• [REQUIREMENT]:
Select and copy out every line in the records containing "zwalniania".

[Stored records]
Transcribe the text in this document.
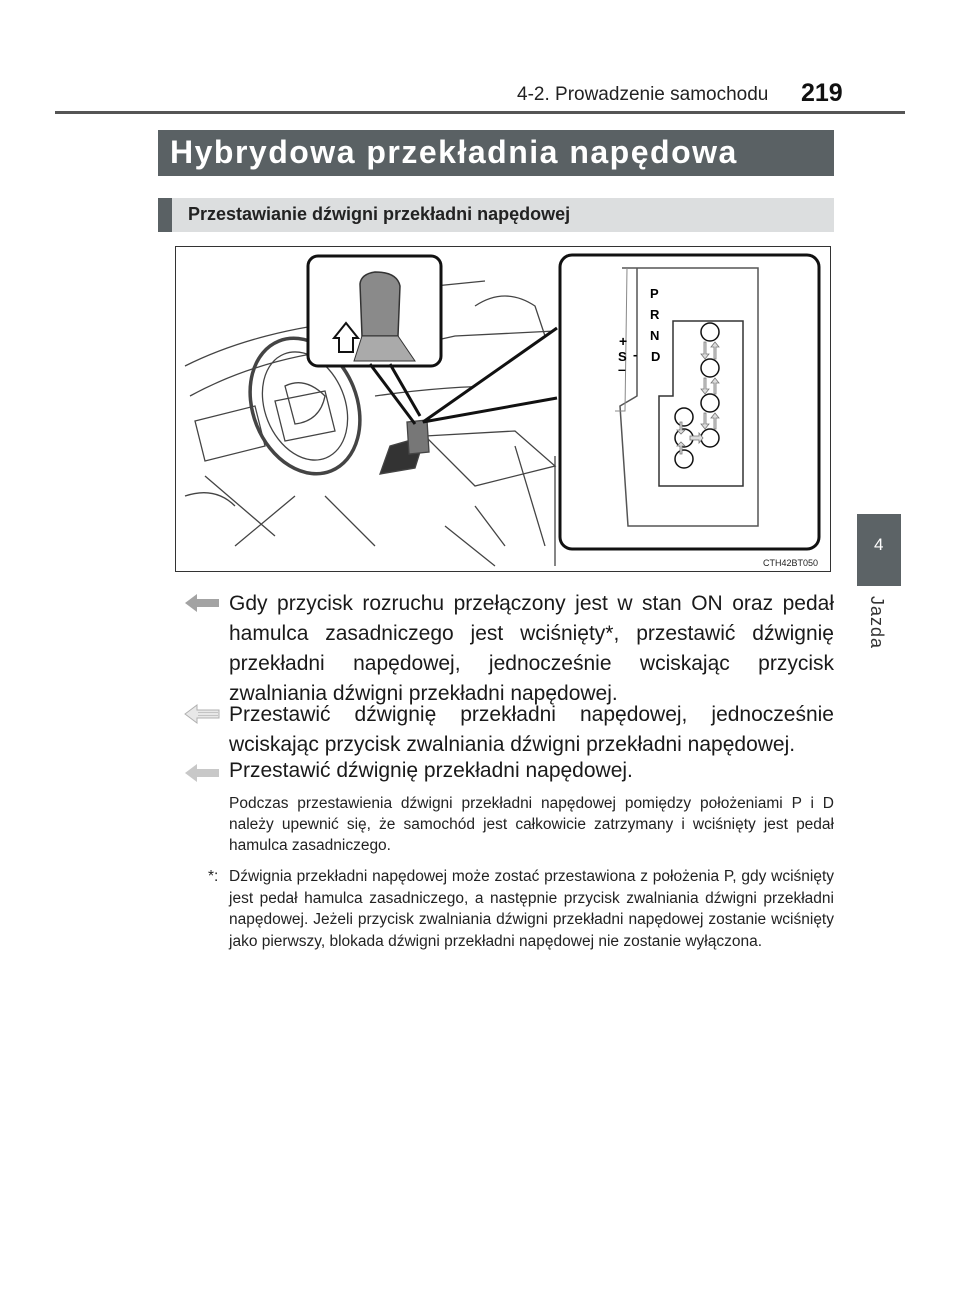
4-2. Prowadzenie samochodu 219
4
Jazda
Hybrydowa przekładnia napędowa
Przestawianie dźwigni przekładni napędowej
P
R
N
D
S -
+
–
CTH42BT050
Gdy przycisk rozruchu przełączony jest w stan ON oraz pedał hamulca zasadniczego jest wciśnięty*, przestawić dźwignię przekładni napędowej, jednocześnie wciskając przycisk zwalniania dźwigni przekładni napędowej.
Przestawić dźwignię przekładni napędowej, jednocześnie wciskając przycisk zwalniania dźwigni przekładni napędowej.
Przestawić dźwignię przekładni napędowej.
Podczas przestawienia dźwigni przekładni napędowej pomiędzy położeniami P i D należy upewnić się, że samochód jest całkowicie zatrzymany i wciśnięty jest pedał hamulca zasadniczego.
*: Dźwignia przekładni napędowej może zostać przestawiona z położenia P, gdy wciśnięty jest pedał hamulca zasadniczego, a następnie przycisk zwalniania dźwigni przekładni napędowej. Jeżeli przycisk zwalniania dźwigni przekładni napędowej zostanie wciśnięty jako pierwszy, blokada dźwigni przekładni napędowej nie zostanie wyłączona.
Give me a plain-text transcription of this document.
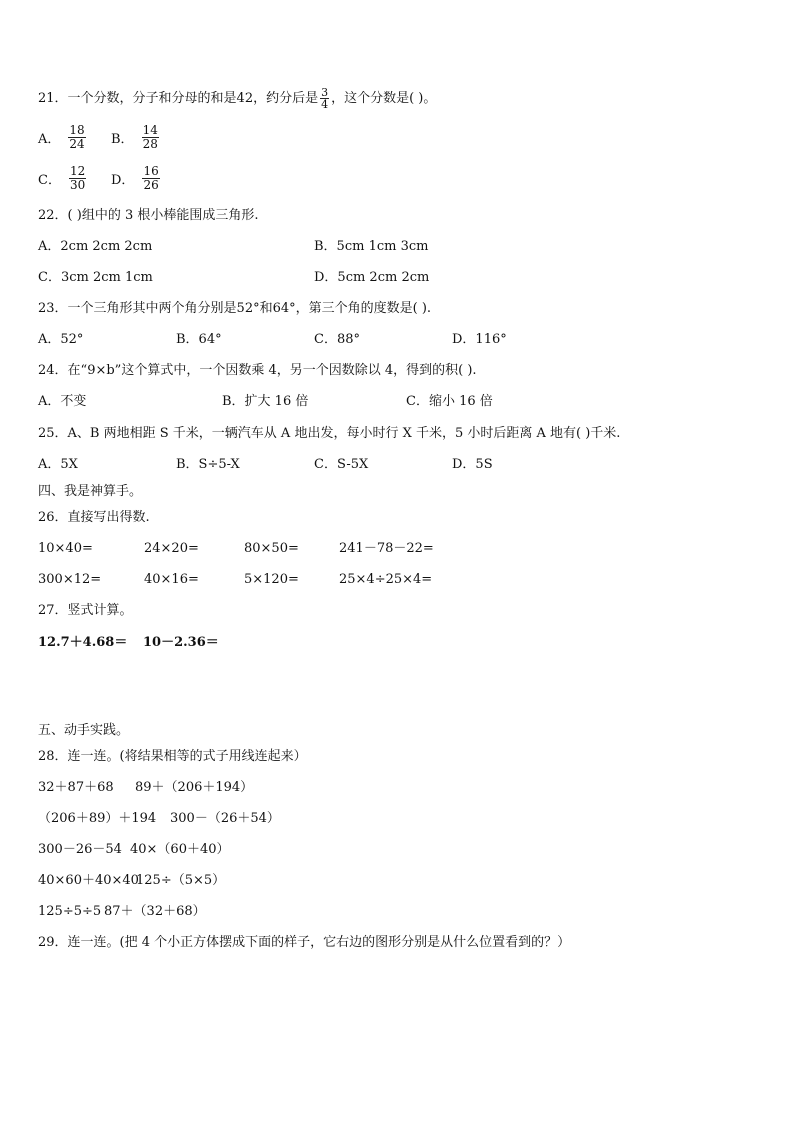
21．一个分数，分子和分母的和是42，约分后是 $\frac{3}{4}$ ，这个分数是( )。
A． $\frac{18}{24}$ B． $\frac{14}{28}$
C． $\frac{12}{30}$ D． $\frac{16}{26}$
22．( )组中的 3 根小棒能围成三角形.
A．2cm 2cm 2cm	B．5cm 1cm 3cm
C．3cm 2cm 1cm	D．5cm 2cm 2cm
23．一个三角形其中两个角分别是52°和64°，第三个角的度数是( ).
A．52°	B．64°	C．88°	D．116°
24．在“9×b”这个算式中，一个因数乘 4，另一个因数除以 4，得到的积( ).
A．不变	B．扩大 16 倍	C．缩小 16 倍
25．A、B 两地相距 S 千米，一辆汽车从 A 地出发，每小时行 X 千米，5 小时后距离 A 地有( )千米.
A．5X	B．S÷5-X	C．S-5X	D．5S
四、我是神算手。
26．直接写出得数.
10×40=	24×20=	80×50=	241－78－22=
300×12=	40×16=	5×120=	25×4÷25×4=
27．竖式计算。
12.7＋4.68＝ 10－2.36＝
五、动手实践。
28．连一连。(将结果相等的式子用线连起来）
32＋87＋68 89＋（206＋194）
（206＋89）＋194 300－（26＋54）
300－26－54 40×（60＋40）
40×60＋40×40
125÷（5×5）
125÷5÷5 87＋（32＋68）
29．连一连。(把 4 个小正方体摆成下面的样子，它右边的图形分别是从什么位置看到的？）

--

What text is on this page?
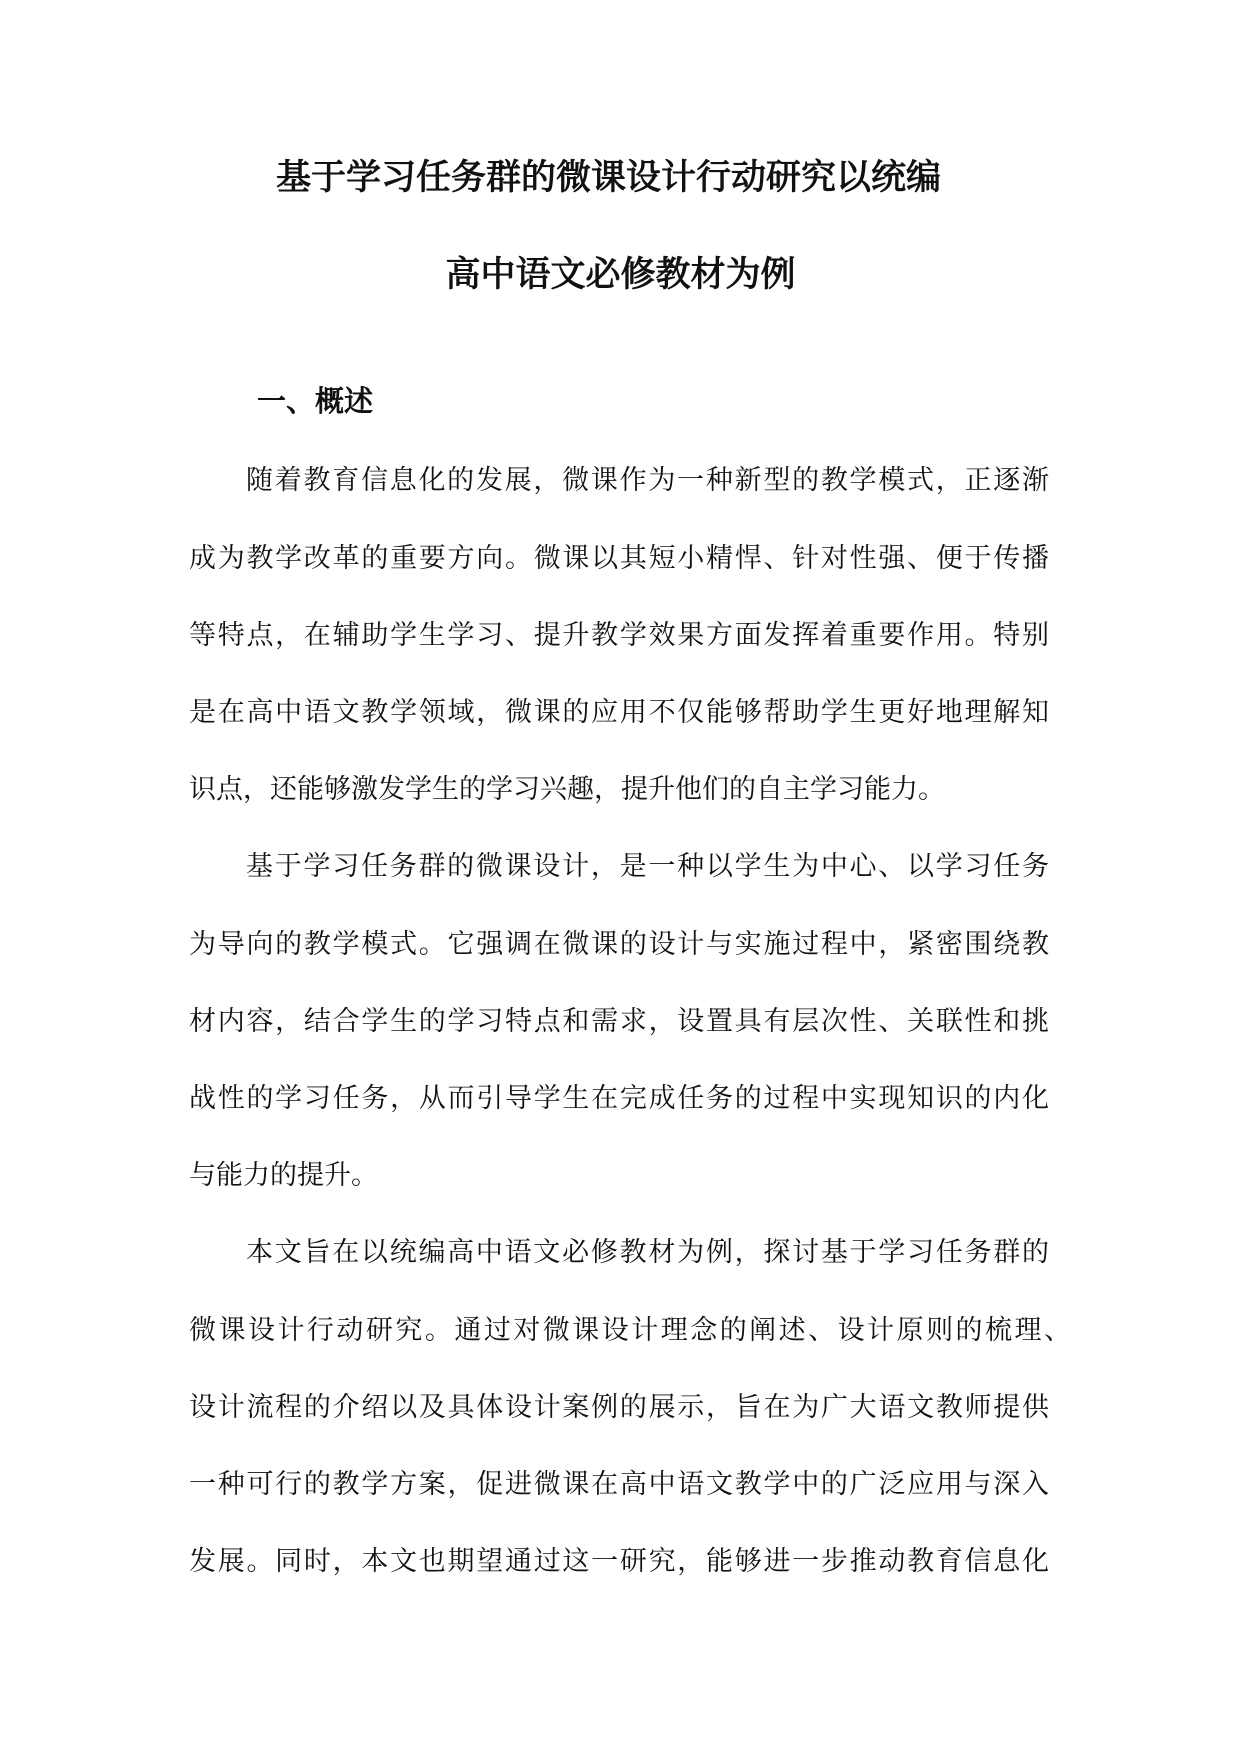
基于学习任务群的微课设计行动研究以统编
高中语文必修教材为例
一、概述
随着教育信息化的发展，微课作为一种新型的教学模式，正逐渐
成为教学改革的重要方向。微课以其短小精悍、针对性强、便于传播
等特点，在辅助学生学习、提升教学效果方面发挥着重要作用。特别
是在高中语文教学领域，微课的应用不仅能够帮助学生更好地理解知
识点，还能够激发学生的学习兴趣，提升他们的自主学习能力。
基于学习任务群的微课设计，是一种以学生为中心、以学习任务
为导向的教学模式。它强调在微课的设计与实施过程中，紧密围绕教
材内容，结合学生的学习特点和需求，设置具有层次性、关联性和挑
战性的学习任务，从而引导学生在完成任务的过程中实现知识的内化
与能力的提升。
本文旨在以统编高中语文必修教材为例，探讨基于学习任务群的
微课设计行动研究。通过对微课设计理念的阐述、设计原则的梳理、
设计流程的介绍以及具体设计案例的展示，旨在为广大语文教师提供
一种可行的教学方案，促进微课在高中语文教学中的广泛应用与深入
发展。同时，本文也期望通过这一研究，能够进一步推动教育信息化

==

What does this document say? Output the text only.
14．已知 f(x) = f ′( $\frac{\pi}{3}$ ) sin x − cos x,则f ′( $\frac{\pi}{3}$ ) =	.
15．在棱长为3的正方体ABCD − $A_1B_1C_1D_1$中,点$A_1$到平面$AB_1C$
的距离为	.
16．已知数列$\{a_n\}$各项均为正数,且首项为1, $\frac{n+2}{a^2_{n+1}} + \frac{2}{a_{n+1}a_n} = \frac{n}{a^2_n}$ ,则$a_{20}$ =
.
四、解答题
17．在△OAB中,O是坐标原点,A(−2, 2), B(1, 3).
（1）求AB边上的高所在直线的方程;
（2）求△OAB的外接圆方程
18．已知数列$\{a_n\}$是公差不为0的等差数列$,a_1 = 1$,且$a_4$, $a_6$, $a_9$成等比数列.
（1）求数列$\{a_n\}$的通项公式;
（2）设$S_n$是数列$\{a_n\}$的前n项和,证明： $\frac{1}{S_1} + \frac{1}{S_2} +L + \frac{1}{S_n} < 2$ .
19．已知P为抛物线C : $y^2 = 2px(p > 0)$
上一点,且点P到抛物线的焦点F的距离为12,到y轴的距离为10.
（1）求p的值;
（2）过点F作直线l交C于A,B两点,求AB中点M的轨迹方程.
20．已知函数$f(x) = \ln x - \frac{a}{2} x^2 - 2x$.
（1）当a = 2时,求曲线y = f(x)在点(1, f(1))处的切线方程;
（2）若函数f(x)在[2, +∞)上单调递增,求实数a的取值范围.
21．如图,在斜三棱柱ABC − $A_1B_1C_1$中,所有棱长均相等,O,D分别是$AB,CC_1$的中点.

• [OUTPUT FOR THIS TASK]:
Gdy przycisk rozruchu przełączony jest w stan ON oraz pedał hamulca zasadniczego jest wciśnięty*, przestawić dźwignię przekładni napędowej, jednocześnie wciskając przycisk zwalniania dźwigni przekładni napędowej.
Przestawić dźwignię przekładni napędowej, jednocześnie wciskając przycisk zwalniania dźwigni przekładni napędowej.
*: Dźwignia przekładni napędowej może zostać przestawiona z położenia P, gdy wciśnięty jest pedał hamulca zasadniczego, a następnie przycisk zwalniania dźwigni przekładni napędowej. Jeżeli przycisk zwalniania dźwigni przekładni napędowej zostanie wciśnięty jako pierwszy, blokada dźwigni przekładni napędowej nie zostanie wyłączona.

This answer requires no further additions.